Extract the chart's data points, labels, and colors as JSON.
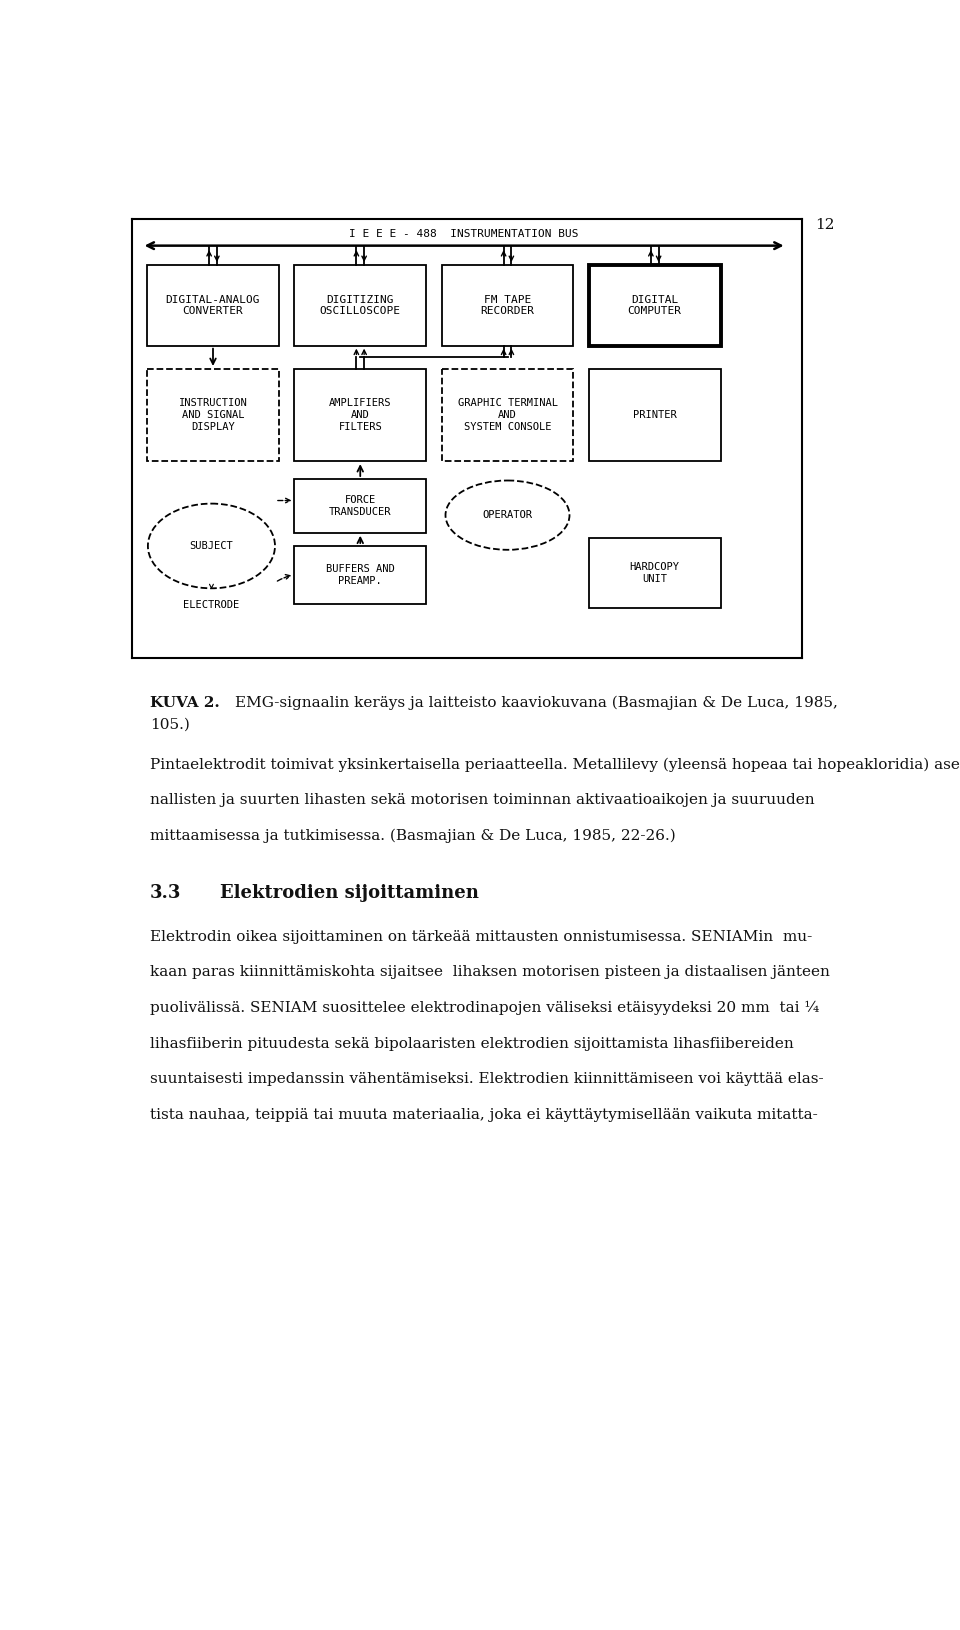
{
  "page_number": "12",
  "background_color": "#ffffff",
  "text_color": "#1a1a1a",
  "bus_label": "I E E E - 488  INSTRUMENTATION BUS",
  "row1_labels": [
    "DIGITAL-ANALOG\nCONVERTER",
    "DIGITIZING\nOSCILLOSCOPE",
    "FM TAPE\nRECORDER",
    "DIGITAL\nCOMPUTER"
  ],
  "row1_bold": [
    false,
    false,
    false,
    true
  ],
  "row2_labels": [
    "INSTRUCTION\nAND SIGNAL\nDISPLAY",
    "AMPLIFIERS\nAND\nFILTERS",
    "GRAPHIC TERMINAL\nAND\nSYSTEM CONSOLE",
    "PRINTER"
  ],
  "row2_dashed": [
    true,
    false,
    true,
    false
  ],
  "caption_label": "KUVA 2.",
  "caption_rest": "EMG-signaalin keräys ja laitteisto kaaviokuvana (Basmajian & De Luca, 1985,",
  "caption_cont": "105.)",
  "para1": "Pintaelektrodit toimivat yksinkertaisella periaatteella. Metallilevy (yleensä hopeaa tai hopeakloridia) asetetaan ihon pinnalle, josta se mittaa ihon lävitse lihaksen sähköistä aktiivisuutta. Pintaelektrodien etuja ovat käyttömukavuus, helppo saatavuus ja pieni haitta koehenkilölle. Pintaelektrodien käyttö vaatii kuitenkin valmistelua ennen kuin niitä voidaan kiinnittää ihon pinnalle. Pintaelektrodien käyttö on suositeltavaa vain pin-",
  "para1b": "nallisten ja suurten lihasten sekä motorisen toiminnan aktivaatioaikojen ja suuruuden",
  "para1c": "mittaamisessa ja tutkimisessa. (Basmajian & De Luca, 1985, 22-26.)",
  "heading_num": "3.3",
  "heading_text": "Elektrodien sijoittaminen",
  "para2a": "Elektrodin oikea sijoittaminen on tärkeää mittausten onnistumisessa. SENIAMin  mu-",
  "para2b": "kaan paras kiinnittämiskohta sijaitsee  lihaksen motorisen pisteen ja distaalisen jänteen",
  "para2c": "puolivälissä. SENIAM suosittelee elektrodinapojen väliseksi etäisyydeksi 20 mm  tai ¼",
  "para2d": "lihasfiiberin pituudesta sekä bipolaaristen elektrodien sijoittamista lihasfiibereiden",
  "para2e": "suuntaisesti impedanssin vähentämiseksi. Elektrodien kiinnittämiseen voi käyttää elas-",
  "para2f": "tista nauhaa, teippiä tai muuta materiaalia, joka ei käyttäytymisellään vaikuta mitatta-"
}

----------

--- Exercise details ---
Copy the material above in full and exactly, skipping pictures.

--- Response ---
Extract the chart's data points, labels, and colors as JSON.
{
  "page_number": "12",
  "background_color": "#ffffff",
  "text_color": "#1a1a1a",
  "bus_label": "I E E E - 488  INSTRUMENTATION BUS",
  "row1_labels": [
    "DIGITAL-ANALOG\nCONVERTER",
    "DIGITIZING\nOSCILLOSCOPE",
    "FM TAPE\nRECORDER",
    "DIGITAL\nCOMPUTER"
  ],
  "row1_bold": [
    false,
    false,
    false,
    true
  ],
  "row2_labels": [
    "INSTRUCTION\nAND SIGNAL\nDISPLAY",
    "AMPLIFIERS\nAND\nFILTERS",
    "GRAPHIC TERMINAL\nAND\nSYSTEM CONSOLE",
    "PRINTER"
  ],
  "row2_dashed": [
    true,
    false,
    true,
    false
  ],
  "caption_label": "KUVA 2.",
  "caption_rest": "EMG-signaalin keräys ja laitteisto kaaviokuvana (Basmajian & De Luca, 1985,",
  "caption_cont": "105.)",
  "para1": "Pintaelektrodit toimivat yksinkertaisella periaatteella. Metallilevy (yleensä hopeaa tai hopeakloridia) asetetaan ihon pinnalle, josta se mittaa ihon lävitse lihaksen sähköistä aktiivisuutta. Pintaelektrodien etuja ovat käyttömukavuus, helppo saatavuus ja pieni haitta koehenkilölle. Pintaelektrodien käyttö vaatii kuitenkin valmistelua ennen kuin niitä voidaan kiinnittää ihon pinnalle. Pintaelektrodien käyttö on suositeltavaa vain pin-",
  "para1b": "nallisten ja suurten lihasten sekä motorisen toiminnan aktivaatioaikojen ja suuruuden",
  "para1c": "mittaamisessa ja tutkimisessa. (Basmajian & De Luca, 1985, 22-26.)",
  "heading_num": "3.3",
  "heading_text": "Elektrodien sijoittaminen",
  "para2a": "Elektrodin oikea sijoittaminen on tärkeää mittausten onnistumisessa. SENIAMin  mu-",
  "para2b": "kaan paras kiinnittämiskohta sijaitsee  lihaksen motorisen pisteen ja distaalisen jänteen",
  "para2c": "puolivälissä. SENIAM suosittelee elektrodinapojen väliseksi etäisyydeksi 20 mm  tai ¼",
  "para2d": "lihasfiiberin pituudesta sekä bipolaaristen elektrodien sijoittamista lihasfiibereiden",
  "para2e": "suuntaisesti impedanssin vähentämiseksi. Elektrodien kiinnittämiseen voi käyttää elas-",
  "para2f": "tista nauhaa, teippiä tai muuta materiaalia, joka ei käyttäytymisellään vaikuta mitatta-"
}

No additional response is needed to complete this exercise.